■ Given records:
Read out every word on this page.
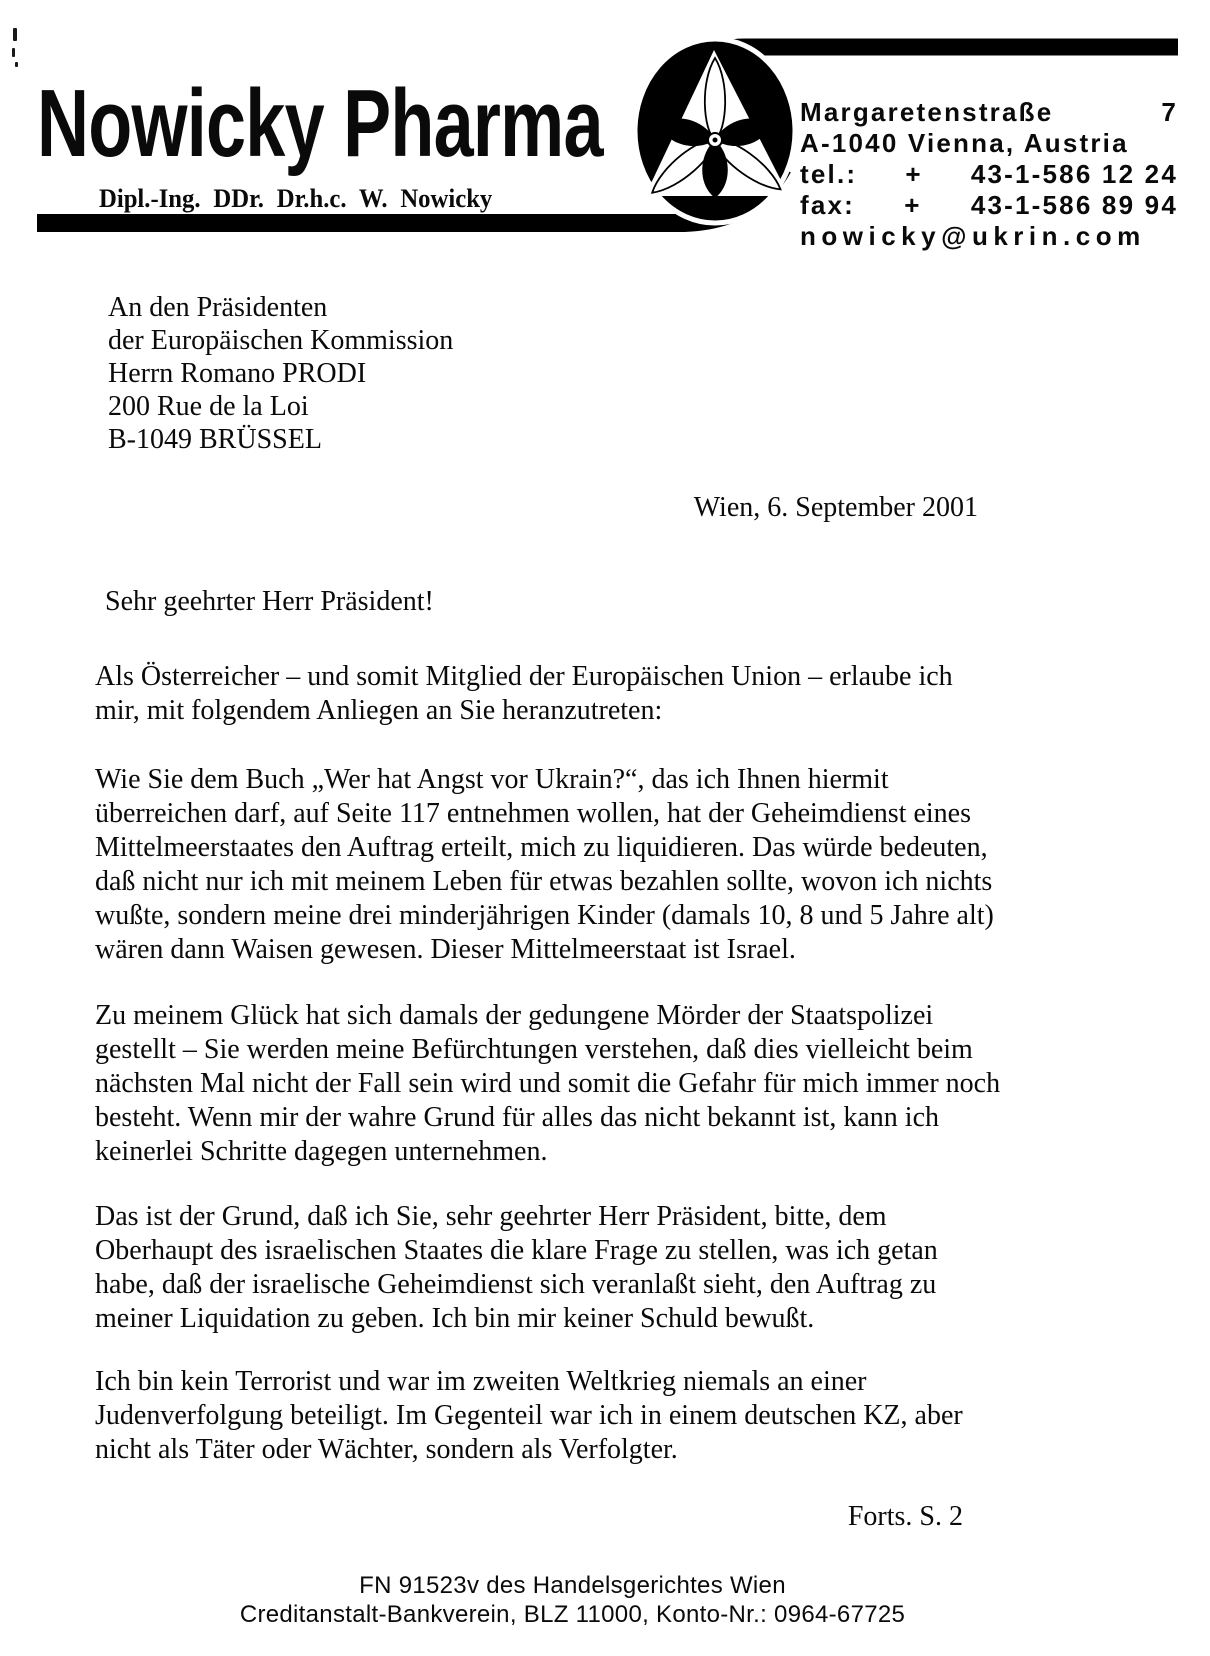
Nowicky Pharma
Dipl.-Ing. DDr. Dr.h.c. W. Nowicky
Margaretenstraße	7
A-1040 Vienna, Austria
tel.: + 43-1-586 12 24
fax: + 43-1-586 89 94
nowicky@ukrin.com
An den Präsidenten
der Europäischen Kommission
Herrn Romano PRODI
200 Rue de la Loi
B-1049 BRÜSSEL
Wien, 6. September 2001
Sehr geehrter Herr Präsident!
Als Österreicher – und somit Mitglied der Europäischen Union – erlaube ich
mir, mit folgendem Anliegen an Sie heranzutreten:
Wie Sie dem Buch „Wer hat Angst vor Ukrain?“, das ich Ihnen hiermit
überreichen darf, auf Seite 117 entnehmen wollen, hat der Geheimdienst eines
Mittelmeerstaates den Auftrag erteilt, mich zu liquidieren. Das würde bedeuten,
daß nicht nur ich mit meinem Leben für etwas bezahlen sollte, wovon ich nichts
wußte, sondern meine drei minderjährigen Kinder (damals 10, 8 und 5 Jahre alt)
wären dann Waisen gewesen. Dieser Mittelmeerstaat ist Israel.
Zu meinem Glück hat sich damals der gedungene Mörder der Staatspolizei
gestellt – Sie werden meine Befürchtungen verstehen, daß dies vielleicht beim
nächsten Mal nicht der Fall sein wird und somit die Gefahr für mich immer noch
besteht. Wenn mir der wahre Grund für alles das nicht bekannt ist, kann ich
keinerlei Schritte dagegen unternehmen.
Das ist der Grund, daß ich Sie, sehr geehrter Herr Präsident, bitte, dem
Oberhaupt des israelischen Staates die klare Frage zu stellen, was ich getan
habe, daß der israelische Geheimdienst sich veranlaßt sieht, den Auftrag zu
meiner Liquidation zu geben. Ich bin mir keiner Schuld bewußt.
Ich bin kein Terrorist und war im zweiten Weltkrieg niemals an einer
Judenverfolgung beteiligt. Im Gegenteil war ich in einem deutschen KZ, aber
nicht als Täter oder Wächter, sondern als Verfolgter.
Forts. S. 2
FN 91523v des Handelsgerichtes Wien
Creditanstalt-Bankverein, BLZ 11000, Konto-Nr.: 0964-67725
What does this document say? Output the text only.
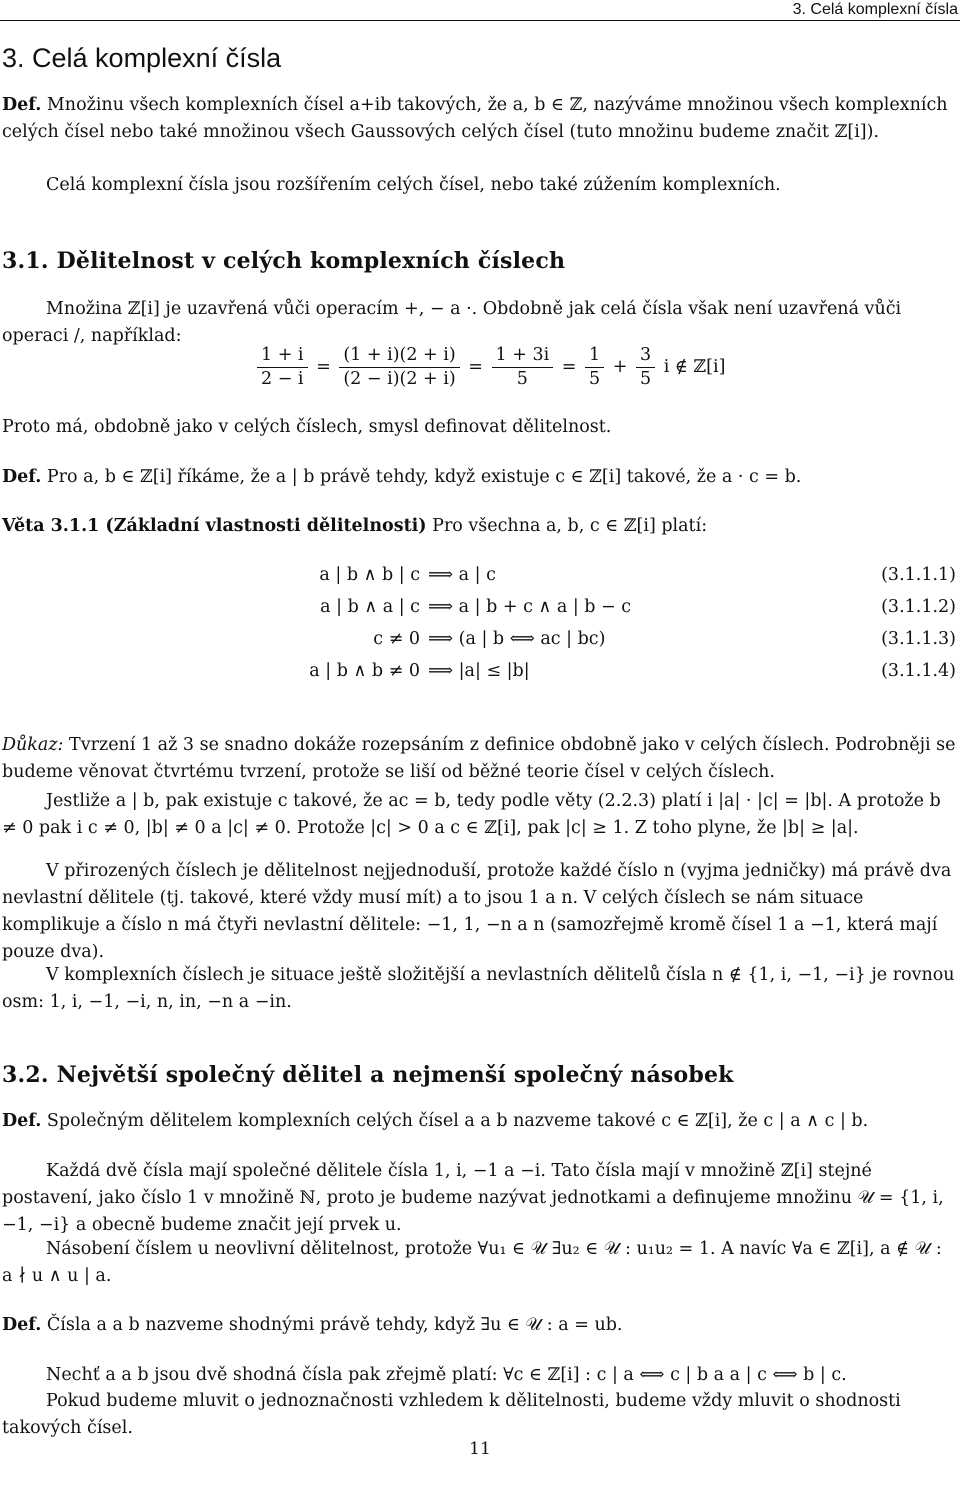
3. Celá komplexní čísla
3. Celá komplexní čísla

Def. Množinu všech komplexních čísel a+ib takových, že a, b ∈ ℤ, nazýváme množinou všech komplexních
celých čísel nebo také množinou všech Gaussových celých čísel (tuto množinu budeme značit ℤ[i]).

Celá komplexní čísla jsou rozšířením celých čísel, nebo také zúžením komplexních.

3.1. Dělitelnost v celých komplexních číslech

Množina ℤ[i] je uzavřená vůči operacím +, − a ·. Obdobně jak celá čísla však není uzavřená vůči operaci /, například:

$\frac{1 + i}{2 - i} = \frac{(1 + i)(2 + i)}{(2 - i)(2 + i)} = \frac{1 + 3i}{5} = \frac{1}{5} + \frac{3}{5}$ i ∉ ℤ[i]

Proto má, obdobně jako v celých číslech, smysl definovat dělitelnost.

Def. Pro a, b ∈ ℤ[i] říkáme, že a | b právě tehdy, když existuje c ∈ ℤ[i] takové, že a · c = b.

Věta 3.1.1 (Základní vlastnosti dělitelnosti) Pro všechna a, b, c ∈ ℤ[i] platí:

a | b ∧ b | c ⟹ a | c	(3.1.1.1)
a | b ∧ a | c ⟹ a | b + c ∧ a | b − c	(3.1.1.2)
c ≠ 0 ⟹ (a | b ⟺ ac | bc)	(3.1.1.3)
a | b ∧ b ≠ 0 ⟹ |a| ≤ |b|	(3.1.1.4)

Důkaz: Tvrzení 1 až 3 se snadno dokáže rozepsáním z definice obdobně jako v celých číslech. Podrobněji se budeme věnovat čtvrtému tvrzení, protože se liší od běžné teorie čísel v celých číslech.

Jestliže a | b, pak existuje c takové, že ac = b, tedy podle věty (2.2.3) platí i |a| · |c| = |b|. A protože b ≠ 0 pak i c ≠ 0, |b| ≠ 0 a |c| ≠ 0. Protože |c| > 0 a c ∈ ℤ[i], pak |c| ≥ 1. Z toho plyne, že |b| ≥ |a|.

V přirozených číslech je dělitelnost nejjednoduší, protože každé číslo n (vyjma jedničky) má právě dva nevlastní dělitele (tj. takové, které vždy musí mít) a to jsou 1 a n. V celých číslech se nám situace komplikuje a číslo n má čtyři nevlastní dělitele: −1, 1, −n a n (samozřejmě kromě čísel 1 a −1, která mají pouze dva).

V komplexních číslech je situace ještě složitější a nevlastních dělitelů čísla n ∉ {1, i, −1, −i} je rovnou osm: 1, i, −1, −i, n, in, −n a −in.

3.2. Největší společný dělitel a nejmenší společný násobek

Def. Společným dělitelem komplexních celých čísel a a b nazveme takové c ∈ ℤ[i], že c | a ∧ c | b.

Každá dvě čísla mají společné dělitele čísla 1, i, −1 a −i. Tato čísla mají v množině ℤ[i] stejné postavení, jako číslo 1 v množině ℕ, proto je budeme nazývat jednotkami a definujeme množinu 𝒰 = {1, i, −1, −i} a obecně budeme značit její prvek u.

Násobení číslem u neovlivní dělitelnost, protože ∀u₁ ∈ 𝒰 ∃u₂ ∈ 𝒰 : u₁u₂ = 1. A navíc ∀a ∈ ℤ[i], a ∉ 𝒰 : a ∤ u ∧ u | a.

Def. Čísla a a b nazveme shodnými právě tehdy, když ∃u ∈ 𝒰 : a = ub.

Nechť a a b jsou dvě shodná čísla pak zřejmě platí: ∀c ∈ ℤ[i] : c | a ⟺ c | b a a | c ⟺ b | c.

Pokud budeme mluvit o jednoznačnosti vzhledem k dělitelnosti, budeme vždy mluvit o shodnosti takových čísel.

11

■ Given exercise: Wherever a line in the data above holds "Geheimdienst", copy that line.

■ Reply to the task:
überreichen darf, auf Seite 117 entnehmen wollen, hat der Geheimdienst eines
habe, daß der israelische Geheimdienst sich veranlaßt sieht, den Auftrag zu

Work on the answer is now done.